WHAT THE EXERCISE ASKS — Each entry below must be repeated word for word.

[Stored entries]
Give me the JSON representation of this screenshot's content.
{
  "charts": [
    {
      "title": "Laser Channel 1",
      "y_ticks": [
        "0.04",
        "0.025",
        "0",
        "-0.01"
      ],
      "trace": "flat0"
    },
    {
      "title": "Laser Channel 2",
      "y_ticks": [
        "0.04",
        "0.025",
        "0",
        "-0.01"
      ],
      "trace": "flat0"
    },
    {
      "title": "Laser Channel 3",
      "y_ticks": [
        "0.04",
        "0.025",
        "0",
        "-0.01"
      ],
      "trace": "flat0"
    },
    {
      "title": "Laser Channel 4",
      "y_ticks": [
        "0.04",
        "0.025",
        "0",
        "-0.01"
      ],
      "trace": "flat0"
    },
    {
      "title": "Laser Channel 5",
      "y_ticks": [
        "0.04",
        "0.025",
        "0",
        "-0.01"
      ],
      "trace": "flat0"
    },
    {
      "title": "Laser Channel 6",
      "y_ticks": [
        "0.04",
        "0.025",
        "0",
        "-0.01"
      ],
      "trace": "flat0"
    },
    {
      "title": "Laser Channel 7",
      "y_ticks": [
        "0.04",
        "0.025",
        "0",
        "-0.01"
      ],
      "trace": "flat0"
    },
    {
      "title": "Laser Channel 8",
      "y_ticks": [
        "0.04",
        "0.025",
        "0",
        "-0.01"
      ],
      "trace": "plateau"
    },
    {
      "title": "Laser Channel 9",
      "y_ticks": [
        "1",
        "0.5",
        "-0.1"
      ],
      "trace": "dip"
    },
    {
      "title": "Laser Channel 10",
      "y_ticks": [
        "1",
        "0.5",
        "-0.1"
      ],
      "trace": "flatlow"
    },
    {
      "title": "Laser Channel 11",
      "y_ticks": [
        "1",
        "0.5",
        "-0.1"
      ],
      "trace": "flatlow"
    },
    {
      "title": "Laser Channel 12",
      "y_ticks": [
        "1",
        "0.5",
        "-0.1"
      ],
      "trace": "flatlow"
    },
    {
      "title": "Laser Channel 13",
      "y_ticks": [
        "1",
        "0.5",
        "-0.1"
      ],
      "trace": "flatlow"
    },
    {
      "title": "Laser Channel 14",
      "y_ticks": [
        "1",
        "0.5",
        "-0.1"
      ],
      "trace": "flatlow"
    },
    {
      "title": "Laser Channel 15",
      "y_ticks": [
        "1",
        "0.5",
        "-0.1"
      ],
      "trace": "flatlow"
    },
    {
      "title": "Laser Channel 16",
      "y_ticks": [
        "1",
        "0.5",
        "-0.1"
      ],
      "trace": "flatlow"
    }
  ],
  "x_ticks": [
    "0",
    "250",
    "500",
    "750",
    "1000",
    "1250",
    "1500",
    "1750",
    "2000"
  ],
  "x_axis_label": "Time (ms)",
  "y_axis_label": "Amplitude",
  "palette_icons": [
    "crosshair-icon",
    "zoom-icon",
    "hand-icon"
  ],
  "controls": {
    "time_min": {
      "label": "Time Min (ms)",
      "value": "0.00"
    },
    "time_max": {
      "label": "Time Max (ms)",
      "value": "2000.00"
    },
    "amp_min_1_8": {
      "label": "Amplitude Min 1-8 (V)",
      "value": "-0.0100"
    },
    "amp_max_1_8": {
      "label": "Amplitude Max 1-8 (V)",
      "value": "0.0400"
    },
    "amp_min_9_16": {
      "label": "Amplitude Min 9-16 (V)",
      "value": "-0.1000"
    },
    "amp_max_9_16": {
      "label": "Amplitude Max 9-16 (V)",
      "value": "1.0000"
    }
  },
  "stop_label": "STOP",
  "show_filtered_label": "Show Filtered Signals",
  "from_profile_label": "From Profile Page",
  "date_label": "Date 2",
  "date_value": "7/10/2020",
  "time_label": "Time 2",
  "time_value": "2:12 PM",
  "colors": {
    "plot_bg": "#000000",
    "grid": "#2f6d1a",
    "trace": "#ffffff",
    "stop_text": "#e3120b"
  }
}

SOLUTION —
Give me the JSON representation of this screenshot's content.
{
  "charts": [
    {
      "title": "Laser Channel 1",
      "y_ticks": [
        "0.04",
        "0.025",
        "0",
        "-0.01"
      ],
      "trace": "flat0"
    },
    {
      "title": "Laser Channel 2",
      "y_ticks": [
        "0.04",
        "0.025",
        "0",
        "-0.01"
      ],
      "trace": "flat0"
    },
    {
      "title": "Laser Channel 3",
      "y_ticks": [
        "0.04",
        "0.025",
        "0",
        "-0.01"
      ],
      "trace": "flat0"
    },
    {
      "title": "Laser Channel 4",
      "y_ticks": [
        "0.04",
        "0.025",
        "0",
        "-0.01"
      ],
      "trace": "flat0"
    },
    {
      "title": "Laser Channel 5",
      "y_ticks": [
        "0.04",
        "0.025",
        "0",
        "-0.01"
      ],
      "trace": "flat0"
    },
    {
      "title": "Laser Channel 6",
      "y_ticks": [
        "0.04",
        "0.025",
        "0",
        "-0.01"
      ],
      "trace": "flat0"
    },
    {
      "title": "Laser Channel 7",
      "y_ticks": [
        "0.04",
        "0.025",
        "0",
        "-0.01"
      ],
      "trace": "flat0"
    },
    {
      "title": "Laser Channel 8",
      "y_ticks": [
        "0.04",
        "0.025",
        "0",
        "-0.01"
      ],
      "trace": "plateau"
    },
    {
      "title": "Laser Channel 9",
      "y_ticks": [
        "1",
        "0.5",
        "-0.1"
      ],
      "trace": "dip"
    },
    {
      "title": "Laser Channel 10",
      "y_ticks": [
        "1",
        "0.5",
        "-0.1"
      ],
      "trace": "flatlow"
    },
    {
      "title": "Laser Channel 11",
      "y_ticks": [
        "1",
        "0.5",
        "-0.1"
      ],
      "trace": "flatlow"
    },
    {
      "title": "Laser Channel 12",
      "y_ticks": [
        "1",
        "0.5",
        "-0.1"
      ],
      "trace": "flatlow"
    },
    {
      "title": "Laser Channel 13",
      "y_ticks": [
        "1",
        "0.5",
        "-0.1"
      ],
      "trace": "flatlow"
    },
    {
      "title": "Laser Channel 14",
      "y_ticks": [
        "1",
        "0.5",
        "-0.1"
      ],
      "trace": "flatlow"
    },
    {
      "title": "Laser Channel 15",
      "y_ticks": [
        "1",
        "0.5",
        "-0.1"
      ],
      "trace": "flatlow"
    },
    {
      "title": "Laser Channel 16",
      "y_ticks": [
        "1",
        "0.5",
        "-0.1"
      ],
      "trace": "flatlow"
    }
  ],
  "x_ticks": [
    "0",
    "250",
    "500",
    "750",
    "1000",
    "1250",
    "1500",
    "1750",
    "2000"
  ],
  "x_axis_label": "Time (ms)",
  "y_axis_label": "Amplitude",
  "palette_icons": [
    "crosshair-icon",
    "zoom-icon",
    "hand-icon"
  ],
  "controls": {
    "time_min": {
      "label": "Time Min (ms)",
      "value": "0.00"
    },
    "time_max": {
      "label": "Time Max (ms)",
      "value": "2000.00"
    },
    "amp_min_1_8": {
      "label": "Amplitude Min 1-8 (V)",
      "value": "-0.0100"
    },
    "amp_max_1_8": {
      "label": "Amplitude Max 1-8 (V)",
      "value": "0.0400"
    },
    "amp_min_9_16": {
      "label": "Amplitude Min 9-16 (V)",
      "value": "-0.1000"
    },
    "amp_max_9_16": {
      "label": "Amplitude Max 9-16 (V)",
      "value": "1.0000"
    }
  },
  "stop_label": "STOP",
  "show_filtered_label": "Show Filtered Signals",
  "from_profile_label": "From Profile Page",
  "date_label": "Date 2",
  "date_value": "7/10/2020",
  "time_label": "Time 2",
  "time_value": "2:12 PM",
  "colors": {
    "plot_bg": "#000000",
    "grid": "#2f6d1a",
    "trace": "#ffffff",
    "stop_text": "#e3120b"
  }
}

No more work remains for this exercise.